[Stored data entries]

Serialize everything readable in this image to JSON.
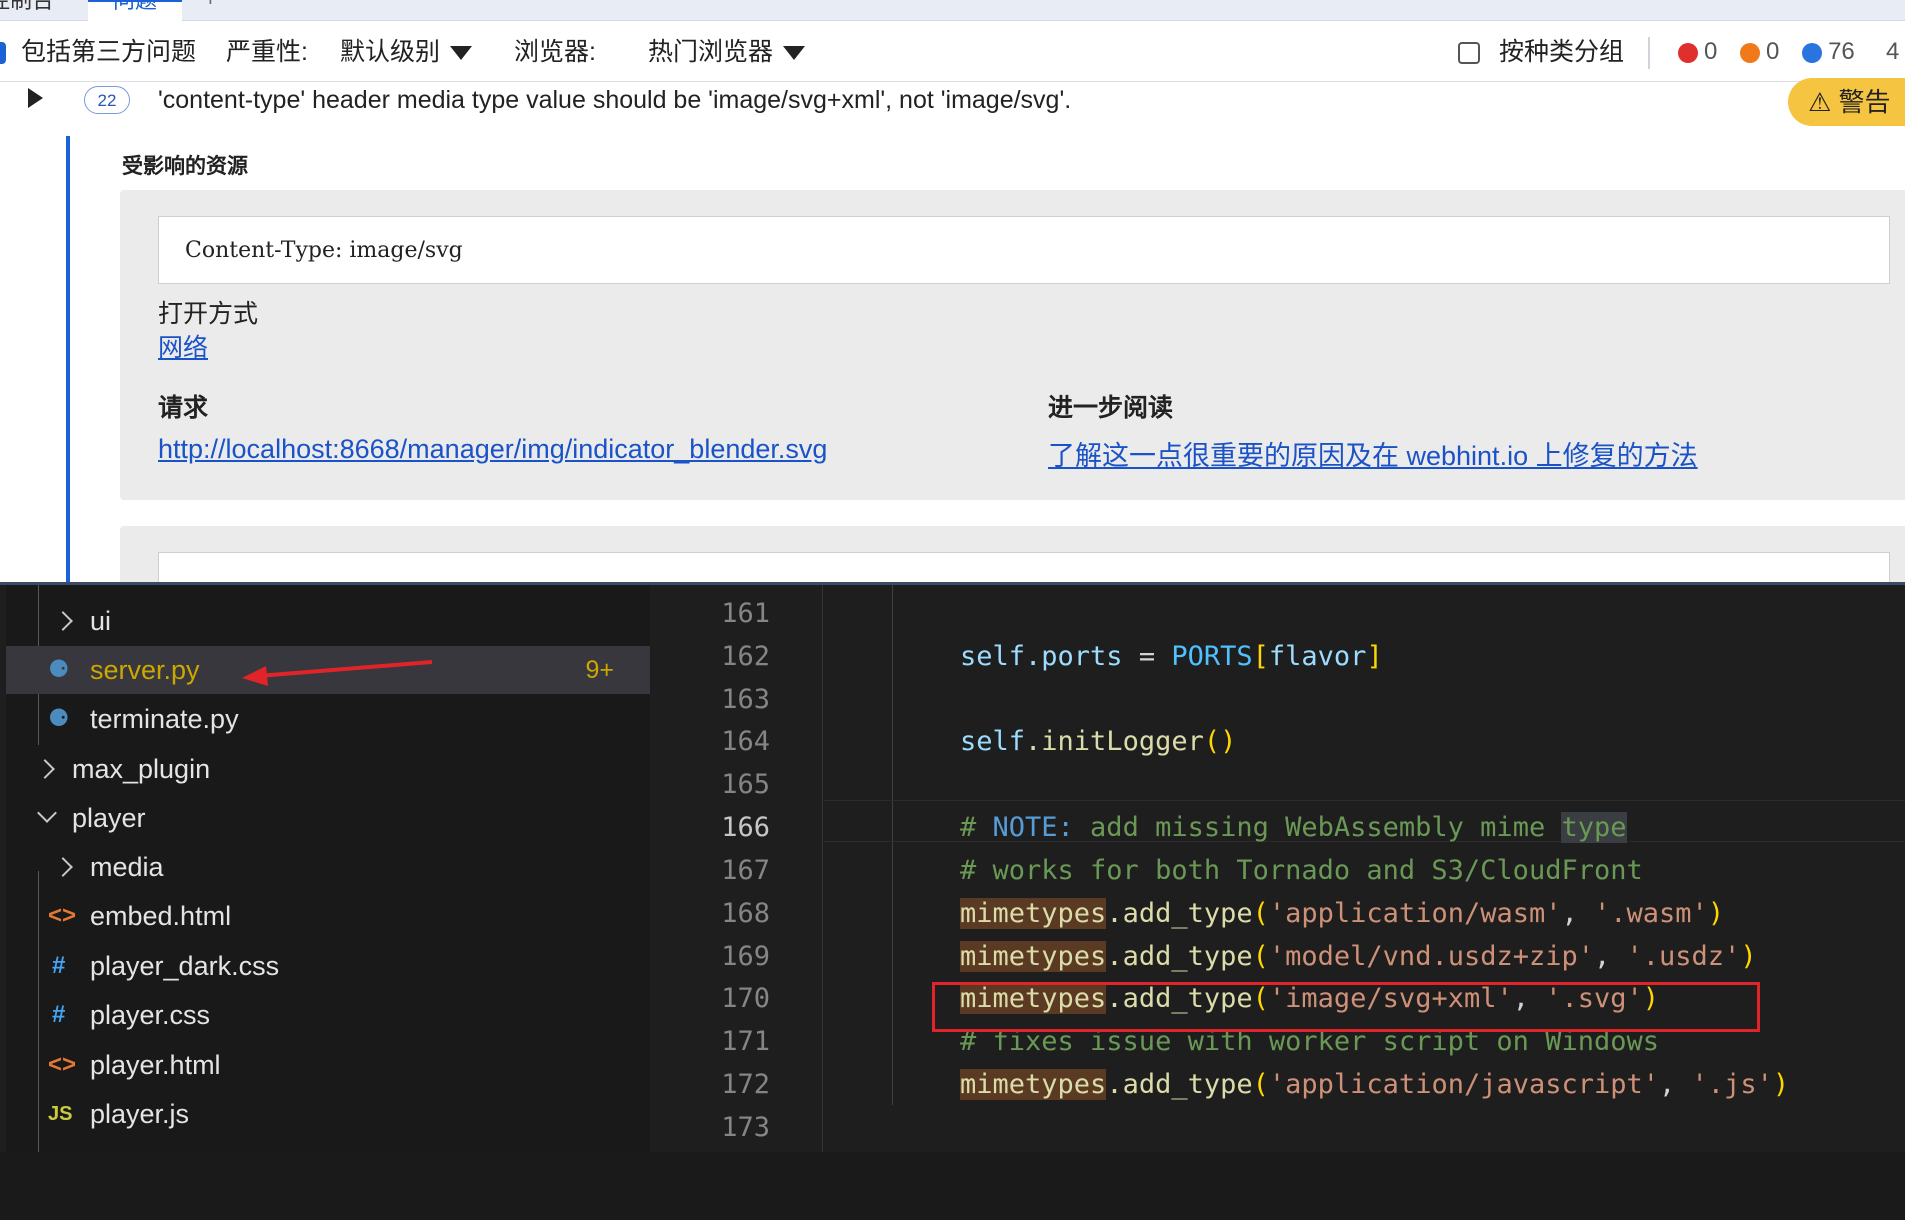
{
  "devtools": {
    "tabs": [
      {
        "label": "控制台"
      },
      {
        "label": "问题"
      },
      {
        "label": "+"
      }
    ],
    "toolbar": {
      "include_third_party": "包括第三方问题",
      "severity_label": "严重性:",
      "severity_value": "默认级别",
      "browser_label": "浏览器:",
      "browser_value": "热门浏览器",
      "group_by_kind": "按种类分组",
      "error_count": "0",
      "warning_count": "0",
      "info_count": "76",
      "extra_count": "4"
    },
    "issue": {
      "count": "22",
      "message": "'content-type' header media type value should be 'image/svg+xml', not 'image/svg'.",
      "badge": "⚠ 警告"
    },
    "resources": {
      "title": "受影响的资源",
      "header_value": "Content-Type: image/svg",
      "open_with_label": "打开方式",
      "open_with_link": "网络",
      "request_label": "请求",
      "request_url": "http://localhost:8668/manager/img/indicator_blender.svg",
      "further_reading_label": "进一步阅读",
      "further_reading_link": "了解这一点很重要的原因及在 webhint.io 上修复的方法"
    }
  },
  "explorer": {
    "items": [
      {
        "name": "ui"
      },
      {
        "name": "server.py",
        "badge": "9+"
      },
      {
        "name": "terminate.py"
      },
      {
        "name": "max_plugin"
      },
      {
        "name": "player"
      },
      {
        "name": "media"
      },
      {
        "name": "embed.html"
      },
      {
        "name": "player_dark.css"
      },
      {
        "name": "player.css"
      },
      {
        "name": "player.html"
      },
      {
        "name": "player.js"
      }
    ]
  },
  "editor": {
    "line_numbers": [
      "161",
      "162",
      "163",
      "164",
      "165",
      "166",
      "167",
      "168",
      "169",
      "170",
      "171",
      "172",
      "173"
    ],
    "lines": {
      "l162": {
        "self": "self",
        "ports": ".ports",
        "eq": " = ",
        "const": "PORTS",
        "lb": "[",
        "arg": "flavor",
        "rb": "]"
      },
      "l164": {
        "self": "self",
        "fn": ".initLogger",
        "paren": "()"
      },
      "l166": {
        "hash": "# ",
        "note": "NOTE:",
        "rest": " add missing WebAssembly mime ",
        "type": "type"
      },
      "l167": {
        "text": "# works for both Tornado and S3/CloudFront"
      },
      "l168": {
        "obj": "mimetypes",
        "fn": ".add_type",
        "lp": "(",
        "a1": "'application/wasm'",
        "comma": ", ",
        "a2": "'.wasm'",
        "rp": ")"
      },
      "l169": {
        "obj": "mimetypes",
        "fn": ".add_type",
        "lp": "(",
        "a1": "'model/vnd.usdz+zip'",
        "comma": ", ",
        "a2": "'.usdz'",
        "rp": ")"
      },
      "l170": {
        "obj": "mimetypes",
        "fn": ".add_type",
        "lp": "(",
        "a1": "'image/svg+xml'",
        "comma": ", ",
        "a2": "'.svg'",
        "rp": ")"
      },
      "l171": {
        "text": "# fixes issue with worker script on Windows"
      },
      "l172": {
        "obj": "mimetypes",
        "fn": ".add_type",
        "lp": "(",
        "a1": "'application/javascript'",
        "comma": ", ",
        "a2": "'.js'",
        "rp": ")"
      }
    }
  },
  "colors": {
    "accent_blue": "#1a62d6",
    "warning_yellow": "#f5c542",
    "annotation_red": "#e0242a",
    "badge_gold": "#cca700"
  }
}
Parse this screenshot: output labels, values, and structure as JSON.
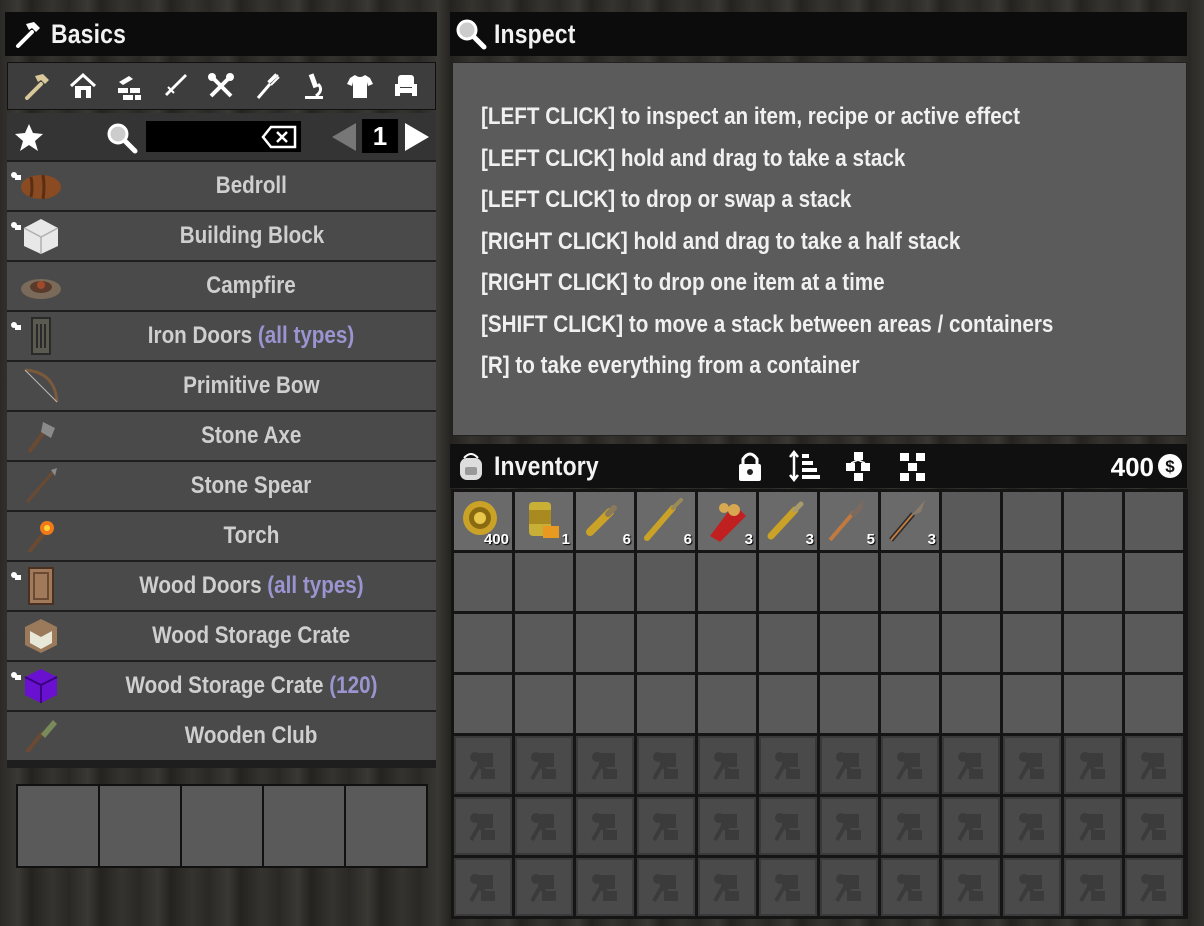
{
  "crafting": {
    "title": "Basics",
    "categories": [
      "basics",
      "building",
      "resources",
      "weapons",
      "tools",
      "food",
      "science",
      "clothing",
      "decor"
    ],
    "page_number": "1",
    "search_value": "",
    "recipes": [
      {
        "name": "Bedroll",
        "variant": "",
        "icon": "bedroll-icon",
        "unlocked_mark": true
      },
      {
        "name": "Building Block",
        "variant": "",
        "icon": "building-block-icon",
        "unlocked_mark": true
      },
      {
        "name": "Campfire",
        "variant": "",
        "icon": "campfire-icon",
        "unlocked_mark": false
      },
      {
        "name": "Iron Doors",
        "variant": "(all types)",
        "icon": "iron-door-icon",
        "unlocked_mark": true
      },
      {
        "name": "Primitive Bow",
        "variant": "",
        "icon": "bow-icon",
        "unlocked_mark": false
      },
      {
        "name": "Stone Axe",
        "variant": "",
        "icon": "stone-axe-icon",
        "unlocked_mark": false
      },
      {
        "name": "Stone Spear",
        "variant": "",
        "icon": "spear-icon",
        "unlocked_mark": false
      },
      {
        "name": "Torch",
        "variant": "",
        "icon": "torch-icon",
        "unlocked_mark": false
      },
      {
        "name": "Wood Doors",
        "variant": "(all types)",
        "icon": "wood-door-icon",
        "unlocked_mark": true
      },
      {
        "name": "Wood Storage Crate",
        "variant": "",
        "icon": "crate-icon",
        "unlocked_mark": false
      },
      {
        "name": "Wood Storage Crate",
        "variant": "(120)",
        "icon": "purple-crate-icon",
        "unlocked_mark": true
      },
      {
        "name": "Wooden Club",
        "variant": "",
        "icon": "club-icon",
        "unlocked_mark": false
      }
    ]
  },
  "inspect": {
    "title": "Inspect",
    "lines": [
      "[LEFT CLICK] to inspect an item, recipe or active effect",
      "[LEFT CLICK] hold and drag to take a stack",
      "[LEFT CLICK] to drop or swap a stack",
      "[RIGHT CLICK] hold and drag to take a half stack",
      "[RIGHT CLICK] to drop one item at a time",
      "[SHIFT CLICK] to move a stack between areas / containers",
      "[R] to take everything from a container"
    ]
  },
  "inventory": {
    "title": "Inventory",
    "currency": "400",
    "items": [
      {
        "name": "casino-coin",
        "count": "400"
      },
      {
        "name": "canned-food",
        "count": "1"
      },
      {
        "name": "pistol-bullet",
        "count": "6"
      },
      {
        "name": "rifle-bullet",
        "count": "6"
      },
      {
        "name": "shotgun-shell-pack",
        "count": "3"
      },
      {
        "name": "magnum-bullet",
        "count": "3"
      },
      {
        "name": "stone-arrow",
        "count": "5"
      },
      {
        "name": "flaming-arrow",
        "count": "3"
      }
    ]
  },
  "colors": {
    "header_bg": "#0c0c0c",
    "panel_bg": "#5b5b5b",
    "row_bg": "#4a4a4a",
    "variant_text": "#9a95d0",
    "slot_bg": "#5a5a5a"
  }
}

# BRIEF
Write the records out again in full, exactly, and skip every picture.

# RESULT
Serialize everything readable in this image to JSON.
{
  "devtools": {
    "tabs": [
      {
        "label": "控制台"
      },
      {
        "label": "问题"
      },
      {
        "label": "+"
      }
    ],
    "toolbar": {
      "include_third_party": "包括第三方问题",
      "severity_label": "严重性:",
      "severity_value": "默认级别",
      "browser_label": "浏览器:",
      "browser_value": "热门浏览器",
      "group_by_kind": "按种类分组",
      "error_count": "0",
      "warning_count": "0",
      "info_count": "76",
      "extra_count": "4"
    },
    "issue": {
      "count": "22",
      "message": "'content-type' header media type value should be 'image/svg+xml', not 'image/svg'.",
      "badge": "⚠ 警告"
    },
    "resources": {
      "title": "受影响的资源",
      "header_value": "Content-Type: image/svg",
      "open_with_label": "打开方式",
      "open_with_link": "网络",
      "request_label": "请求",
      "request_url": "http://localhost:8668/manager/img/indicator_blender.svg",
      "further_reading_label": "进一步阅读",
      "further_reading_link": "了解这一点很重要的原因及在 webhint.io 上修复的方法"
    }
  },
  "explorer": {
    "items": [
      {
        "name": "ui"
      },
      {
        "name": "server.py",
        "badge": "9+"
      },
      {
        "name": "terminate.py"
      },
      {
        "name": "max_plugin"
      },
      {
        "name": "player"
      },
      {
        "name": "media"
      },
      {
        "name": "embed.html"
      },
      {
        "name": "player_dark.css"
      },
      {
        "name": "player.css"
      },
      {
        "name": "player.html"
      },
      {
        "name": "player.js"
      }
    ]
  },
  "editor": {
    "line_numbers": [
      "161",
      "162",
      "163",
      "164",
      "165",
      "166",
      "167",
      "168",
      "169",
      "170",
      "171",
      "172",
      "173"
    ],
    "lines": {
      "l162": {
        "self": "self",
        "ports": ".ports",
        "eq": " = ",
        "const": "PORTS",
        "lb": "[",
        "arg": "flavor",
        "rb": "]"
      },
      "l164": {
        "self": "self",
        "fn": ".initLogger",
        "paren": "()"
      },
      "l166": {
        "hash": "# ",
        "note": "NOTE:",
        "rest": " add missing WebAssembly mime ",
        "type": "type"
      },
      "l167": {
        "text": "# works for both Tornado and S3/CloudFront"
      },
      "l168": {
        "obj": "mimetypes",
        "fn": ".add_type",
        "lp": "(",
        "a1": "'application/wasm'",
        "comma": ", ",
        "a2": "'.wasm'",
        "rp": ")"
      },
      "l169": {
        "obj": "mimetypes",
        "fn": ".add_type",
        "lp": "(",
        "a1": "'model/vnd.usdz+zip'",
        "comma": ", ",
        "a2": "'.usdz'",
        "rp": ")"
      },
      "l170": {
        "obj": "mimetypes",
        "fn": ".add_type",
        "lp": "(",
        "a1": "'image/svg+xml'",
        "comma": ", ",
        "a2": "'.svg'",
        "rp": ")"
      },
      "l171": {
        "text": "# fixes issue with worker script on Windows"
      },
      "l172": {
        "obj": "mimetypes",
        "fn": ".add_type",
        "lp": "(",
        "a1": "'application/javascript'",
        "comma": ", ",
        "a2": "'.js'",
        "rp": ")"
      }
    }
  },
  "colors": {
    "accent_blue": "#1a62d6",
    "warning_yellow": "#f5c542",
    "annotation_red": "#e0242a",
    "badge_gold": "#cca700"
  }
}
Parse this screenshot: output labels, values, and structure as JSON.
{
  "crafting": {
    "title": "Basics",
    "categories": [
      "basics",
      "building",
      "resources",
      "weapons",
      "tools",
      "food",
      "science",
      "clothing",
      "decor"
    ],
    "page_number": "1",
    "search_value": "",
    "recipes": [
      {
        "name": "Bedroll",
        "variant": "",
        "icon": "bedroll-icon",
        "unlocked_mark": true
      },
      {
        "name": "Building Block",
        "variant": "",
        "icon": "building-block-icon",
        "unlocked_mark": true
      },
      {
        "name": "Campfire",
        "variant": "",
        "icon": "campfire-icon",
        "unlocked_mark": false
      },
      {
        "name": "Iron Doors",
        "variant": "(all types)",
        "icon": "iron-door-icon",
        "unlocked_mark": true
      },
      {
        "name": "Primitive Bow",
        "variant": "",
        "icon": "bow-icon",
        "unlocked_mark": false
      },
      {
        "name": "Stone Axe",
        "variant": "",
        "icon": "stone-axe-icon",
        "unlocked_mark": false
      },
      {
        "name": "Stone Spear",
        "variant": "",
        "icon": "spear-icon",
        "unlocked_mark": false
      },
      {
        "name": "Torch",
        "variant": "",
        "icon": "torch-icon",
        "unlocked_mark": false
      },
      {
        "name": "Wood Doors",
        "variant": "(all types)",
        "icon": "wood-door-icon",
        "unlocked_mark": true
      },
      {
        "name": "Wood Storage Crate",
        "variant": "",
        "icon": "crate-icon",
        "unlocked_mark": false
      },
      {
        "name": "Wood Storage Crate",
        "variant": "(120)",
        "icon": "purple-crate-icon",
        "unlocked_mark": true
      },
      {
        "name": "Wooden Club",
        "variant": "",
        "icon": "club-icon",
        "unlocked_mark": false
      }
    ]
  },
  "inspect": {
    "title": "Inspect",
    "lines": [
      "[LEFT CLICK] to inspect an item, recipe or active effect",
      "[LEFT CLICK] hold and drag to take a stack",
      "[LEFT CLICK] to drop or swap a stack",
      "[RIGHT CLICK] hold and drag to take a half stack",
      "[RIGHT CLICK] to drop one item at a time",
      "[SHIFT CLICK] to move a stack between areas / containers",
      "[R] to take everything from a container"
    ]
  },
  "inventory": {
    "title": "Inventory",
    "currency": "400",
    "items": [
      {
        "name": "casino-coin",
        "count": "400"
      },
      {
        "name": "canned-food",
        "count": "1"
      },
      {
        "name": "pistol-bullet",
        "count": "6"
      },
      {
        "name": "rifle-bullet",
        "count": "6"
      },
      {
        "name": "shotgun-shell-pack",
        "count": "3"
      },
      {
        "name": "magnum-bullet",
        "count": "3"
      },
      {
        "name": "stone-arrow",
        "count": "5"
      },
      {
        "name": "flaming-arrow",
        "count": "3"
      }
    ]
  },
  "colors": {
    "header_bg": "#0c0c0c",
    "panel_bg": "#5b5b5b",
    "row_bg": "#4a4a4a",
    "variant_text": "#9a95d0",
    "slot_bg": "#5a5a5a"
  }
}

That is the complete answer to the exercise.